*TASK TO CARRY OUT*: Repeat each line of the material exactly.

═══ RECORDS SHOWN

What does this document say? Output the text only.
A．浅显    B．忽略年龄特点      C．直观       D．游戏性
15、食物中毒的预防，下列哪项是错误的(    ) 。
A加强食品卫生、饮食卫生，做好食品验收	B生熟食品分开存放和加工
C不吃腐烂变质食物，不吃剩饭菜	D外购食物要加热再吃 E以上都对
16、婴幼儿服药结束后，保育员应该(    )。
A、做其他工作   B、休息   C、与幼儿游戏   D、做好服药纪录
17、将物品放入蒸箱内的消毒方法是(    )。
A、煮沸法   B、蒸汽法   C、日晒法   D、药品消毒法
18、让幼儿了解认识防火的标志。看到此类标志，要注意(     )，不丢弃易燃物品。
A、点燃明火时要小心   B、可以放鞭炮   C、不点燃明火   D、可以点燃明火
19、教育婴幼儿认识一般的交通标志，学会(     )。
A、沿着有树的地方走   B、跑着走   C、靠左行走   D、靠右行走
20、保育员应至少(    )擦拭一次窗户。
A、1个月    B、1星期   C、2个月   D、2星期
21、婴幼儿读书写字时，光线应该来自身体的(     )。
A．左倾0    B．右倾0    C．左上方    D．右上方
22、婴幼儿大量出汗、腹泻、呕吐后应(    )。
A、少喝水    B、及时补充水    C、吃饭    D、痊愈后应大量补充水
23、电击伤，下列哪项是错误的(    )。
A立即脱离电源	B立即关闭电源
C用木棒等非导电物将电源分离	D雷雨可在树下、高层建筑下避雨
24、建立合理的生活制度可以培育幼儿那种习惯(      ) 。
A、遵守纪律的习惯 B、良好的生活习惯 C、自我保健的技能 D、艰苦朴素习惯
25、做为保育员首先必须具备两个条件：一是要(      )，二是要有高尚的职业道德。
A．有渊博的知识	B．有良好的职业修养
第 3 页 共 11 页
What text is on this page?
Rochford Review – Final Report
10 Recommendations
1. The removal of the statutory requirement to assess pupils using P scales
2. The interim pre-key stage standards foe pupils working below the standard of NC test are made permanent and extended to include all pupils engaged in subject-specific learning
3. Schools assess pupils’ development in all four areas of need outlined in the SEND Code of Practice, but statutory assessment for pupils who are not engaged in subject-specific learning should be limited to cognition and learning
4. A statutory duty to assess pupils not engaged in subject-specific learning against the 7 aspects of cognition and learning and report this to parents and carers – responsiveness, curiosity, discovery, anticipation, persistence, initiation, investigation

══════

*ANSWER FOR THIS EXERCISE*:
What does this document say? Output the text only.
A．浅显    B．忽略年龄特点      C．直观       D．游戏性
15、食物中毒的预防，下列哪项是错误的(    ) 。
A加强食品卫生、饮食卫生，做好食品验收	B生熟食品分开存放和加工
C不吃腐烂变质食物，不吃剩饭菜	D外购食物要加热再吃 E以上都对
16、婴幼儿服药结束后，保育员应该(    )。
A、做其他工作   B、休息   C、与幼儿游戏   D、做好服药纪录
17、将物品放入蒸箱内的消毒方法是(    )。
A、煮沸法   B、蒸汽法   C、日晒法   D、药品消毒法
18、让幼儿了解认识防火的标志。看到此类标志，要注意(     )，不丢弃易燃物品。
A、点燃明火时要小心   B、可以放鞭炮   C、不点燃明火   D、可以点燃明火
19、教育婴幼儿认识一般的交通标志，学会(     )。
A、沿着有树的地方走   B、跑着走   C、靠左行走   D、靠右行走
20、保育员应至少(    )擦拭一次窗户。
A、1个月    B、1星期   C、2个月   D、2星期
21、婴幼儿读书写字时，光线应该来自身体的(     )。
A．左倾0    B．右倾0    C．左上方    D．右上方
22、婴幼儿大量出汗、腹泻、呕吐后应(    )。
A、少喝水    B、及时补充水    C、吃饭    D、痊愈后应大量补充水
23、电击伤，下列哪项是错误的(    )。
A立即脱离电源	B立即关闭电源
C用木棒等非导电物将电源分离	D雷雨可在树下、高层建筑下避雨
24、建立合理的生活制度可以培育幼儿那种习惯(      ) 。
A、遵守纪律的习惯 B、良好的生活习惯 C、自我保健的技能 D、艰苦朴素习惯
25、做为保育员首先必须具备两个条件：一是要(      )，二是要有高尚的职业道德。
A．有渊博的知识	B．有良好的职业修养
第 3 页 共 11 页
What text is on this page?
Rochford Review – Final Report
10 Recommendations
1. The removal of the statutory requirement to assess pupils using P scales
2. The interim pre-key stage standards foe pupils working below the standard of NC test are made permanent and extended to include all pupils engaged in subject-specific learning
3. Schools assess pupils’ development in all four areas of need outlined in the SEND Code of Practice, but statutory assessment for pupils who are not engaged in subject-specific learning should be limited to cognition and learning
4. A statutory duty to assess pupils not engaged in subject-specific learning against the 7 aspects of cognition and learning and report this to parents and carers – responsiveness, curiosity, discovery, anticipation, persistence, initiation, investigation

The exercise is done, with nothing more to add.